§ **TASK PROMPT**: Reproduce all of the material word for word.

■ ■ ■

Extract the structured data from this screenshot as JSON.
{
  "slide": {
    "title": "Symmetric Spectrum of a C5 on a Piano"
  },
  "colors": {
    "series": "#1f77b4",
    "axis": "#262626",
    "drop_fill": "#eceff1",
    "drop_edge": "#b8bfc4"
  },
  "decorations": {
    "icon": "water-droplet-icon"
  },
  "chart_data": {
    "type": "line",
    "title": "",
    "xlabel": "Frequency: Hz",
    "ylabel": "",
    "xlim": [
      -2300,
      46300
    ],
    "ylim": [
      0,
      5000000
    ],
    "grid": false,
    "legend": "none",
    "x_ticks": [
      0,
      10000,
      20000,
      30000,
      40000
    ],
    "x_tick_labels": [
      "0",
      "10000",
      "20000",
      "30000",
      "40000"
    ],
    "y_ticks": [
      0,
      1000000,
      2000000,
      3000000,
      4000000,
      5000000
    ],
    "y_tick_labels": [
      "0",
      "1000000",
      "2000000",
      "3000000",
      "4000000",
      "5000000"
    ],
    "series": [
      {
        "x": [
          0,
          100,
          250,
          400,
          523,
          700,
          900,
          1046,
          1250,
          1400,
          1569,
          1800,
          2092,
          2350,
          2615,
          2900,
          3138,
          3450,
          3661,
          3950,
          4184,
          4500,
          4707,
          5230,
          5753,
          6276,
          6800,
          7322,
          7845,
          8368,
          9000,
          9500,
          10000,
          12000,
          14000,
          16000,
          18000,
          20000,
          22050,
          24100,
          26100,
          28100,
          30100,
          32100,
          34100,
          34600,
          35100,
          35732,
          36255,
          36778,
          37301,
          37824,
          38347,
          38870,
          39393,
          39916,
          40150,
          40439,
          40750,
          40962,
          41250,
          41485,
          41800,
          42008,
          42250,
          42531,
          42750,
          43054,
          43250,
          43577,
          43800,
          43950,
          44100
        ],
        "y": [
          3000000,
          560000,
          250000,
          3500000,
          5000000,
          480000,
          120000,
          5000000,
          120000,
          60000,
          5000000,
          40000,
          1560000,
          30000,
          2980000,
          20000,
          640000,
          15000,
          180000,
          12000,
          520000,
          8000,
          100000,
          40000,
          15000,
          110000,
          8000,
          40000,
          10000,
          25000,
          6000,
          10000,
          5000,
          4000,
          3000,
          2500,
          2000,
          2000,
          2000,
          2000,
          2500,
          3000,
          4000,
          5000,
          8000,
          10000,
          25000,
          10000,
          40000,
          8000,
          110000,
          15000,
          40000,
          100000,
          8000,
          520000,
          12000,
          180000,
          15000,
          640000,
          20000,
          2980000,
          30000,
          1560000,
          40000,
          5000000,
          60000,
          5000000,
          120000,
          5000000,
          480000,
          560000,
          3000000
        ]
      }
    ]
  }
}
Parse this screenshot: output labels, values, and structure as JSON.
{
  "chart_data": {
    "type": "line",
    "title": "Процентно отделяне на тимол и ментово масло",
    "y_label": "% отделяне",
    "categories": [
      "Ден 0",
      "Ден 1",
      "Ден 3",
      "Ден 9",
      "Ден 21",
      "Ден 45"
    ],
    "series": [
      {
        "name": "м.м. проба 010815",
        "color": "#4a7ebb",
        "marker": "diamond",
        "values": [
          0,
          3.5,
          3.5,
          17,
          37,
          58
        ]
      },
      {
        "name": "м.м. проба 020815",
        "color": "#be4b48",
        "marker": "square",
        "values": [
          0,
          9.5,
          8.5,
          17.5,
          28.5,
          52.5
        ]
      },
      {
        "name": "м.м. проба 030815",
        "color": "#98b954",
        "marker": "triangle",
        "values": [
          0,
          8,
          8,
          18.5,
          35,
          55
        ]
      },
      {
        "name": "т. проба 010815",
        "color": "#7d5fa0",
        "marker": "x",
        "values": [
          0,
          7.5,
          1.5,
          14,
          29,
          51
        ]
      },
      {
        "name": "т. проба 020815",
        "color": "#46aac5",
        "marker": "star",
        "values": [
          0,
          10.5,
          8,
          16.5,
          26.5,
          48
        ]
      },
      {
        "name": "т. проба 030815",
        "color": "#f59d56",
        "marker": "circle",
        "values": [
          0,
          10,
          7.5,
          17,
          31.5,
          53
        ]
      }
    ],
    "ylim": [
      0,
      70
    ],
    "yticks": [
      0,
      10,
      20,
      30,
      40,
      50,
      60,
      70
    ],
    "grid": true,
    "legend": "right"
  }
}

■ ■ ■

§ **RESPONSE FOR THIS EXERCISE**:
Extract the structured data from this screenshot as JSON.
{
  "slide": {
    "title": "Symmetric Spectrum of a C5 on a Piano"
  },
  "colors": {
    "series": "#1f77b4",
    "axis": "#262626",
    "drop_fill": "#eceff1",
    "drop_edge": "#b8bfc4"
  },
  "decorations": {
    "icon": "water-droplet-icon"
  },
  "chart_data": {
    "type": "line",
    "title": "",
    "xlabel": "Frequency: Hz",
    "ylabel": "",
    "xlim": [
      -2300,
      46300
    ],
    "ylim": [
      0,
      5000000
    ],
    "grid": false,
    "legend": "none",
    "x_ticks": [
      0,
      10000,
      20000,
      30000,
      40000
    ],
    "x_tick_labels": [
      "0",
      "10000",
      "20000",
      "30000",
      "40000"
    ],
    "y_ticks": [
      0,
      1000000,
      2000000,
      3000000,
      4000000,
      5000000
    ],
    "y_tick_labels": [
      "0",
      "1000000",
      "2000000",
      "3000000",
      "4000000",
      "5000000"
    ],
    "series": [
      {
        "x": [
          0,
          100,
          250,
          400,
          523,
          700,
          900,
          1046,
          1250,
          1400,
          1569,
          1800,
          2092,
          2350,
          2615,
          2900,
          3138,
          3450,
          3661,
          3950,
          4184,
          4500,
          4707,
          5230,
          5753,
          6276,
          6800,
          7322,
          7845,
          8368,
          9000,
          9500,
          10000,
          12000,
          14000,
          16000,
          18000,
          20000,
          22050,
          24100,
          26100,
          28100,
          30100,
          32100,
          34100,
          34600,
          35100,
          35732,
          36255,
          36778,
          37301,
          37824,
          38347,
          38870,
          39393,
          39916,
          40150,
          40439,
          40750,
          40962,
          41250,
          41485,
          41800,
          42008,
          42250,
          42531,
          42750,
          43054,
          43250,
          43577,
          43800,
          43950,
          44100
        ],
        "y": [
          3000000,
          560000,
          250000,
          3500000,
          5000000,
          480000,
          120000,
          5000000,
          120000,
          60000,
          5000000,
          40000,
          1560000,
          30000,
          2980000,
          20000,
          640000,
          15000,
          180000,
          12000,
          520000,
          8000,
          100000,
          40000,
          15000,
          110000,
          8000,
          40000,
          10000,
          25000,
          6000,
          10000,
          5000,
          4000,
          3000,
          2500,
          2000,
          2000,
          2000,
          2000,
          2500,
          3000,
          4000,
          5000,
          8000,
          10000,
          25000,
          10000,
          40000,
          8000,
          110000,
          15000,
          40000,
          100000,
          8000,
          520000,
          12000,
          180000,
          15000,
          640000,
          20000,
          2980000,
          30000,
          1560000,
          40000,
          5000000,
          60000,
          5000000,
          120000,
          5000000,
          480000,
          560000,
          3000000
        ]
      }
    ]
  }
}
Parse this screenshot: output labels, values, and structure as JSON.
{
  "chart_data": {
    "type": "line",
    "title": "Процентно отделяне на тимол и ментово масло",
    "y_label": "% отделяне",
    "categories": [
      "Ден 0",
      "Ден 1",
      "Ден 3",
      "Ден 9",
      "Ден 21",
      "Ден 45"
    ],
    "series": [
      {
        "name": "м.м. проба 010815",
        "color": "#4a7ebb",
        "marker": "diamond",
        "values": [
          0,
          3.5,
          3.5,
          17,
          37,
          58
        ]
      },
      {
        "name": "м.м. проба 020815",
        "color": "#be4b48",
        "marker": "square",
        "values": [
          0,
          9.5,
          8.5,
          17.5,
          28.5,
          52.5
        ]
      },
      {
        "name": "м.м. проба 030815",
        "color": "#98b954",
        "marker": "triangle",
        "values": [
          0,
          8,
          8,
          18.5,
          35,
          55
        ]
      },
      {
        "name": "т. проба 010815",
        "color": "#7d5fa0",
        "marker": "x",
        "values": [
          0,
          7.5,
          1.5,
          14,
          29,
          51
        ]
      },
      {
        "name": "т. проба 020815",
        "color": "#46aac5",
        "marker": "star",
        "values": [
          0,
          10.5,
          8,
          16.5,
          26.5,
          48
        ]
      },
      {
        "name": "т. проба 030815",
        "color": "#f59d56",
        "marker": "circle",
        "values": [
          0,
          10,
          7.5,
          17,
          31.5,
          53
        ]
      }
    ],
    "ylim": [
      0,
      70
    ],
    "yticks": [
      0,
      10,
      20,
      30,
      40,
      50,
      60,
      70
    ],
    "grid": true,
    "legend": "right"
  }
}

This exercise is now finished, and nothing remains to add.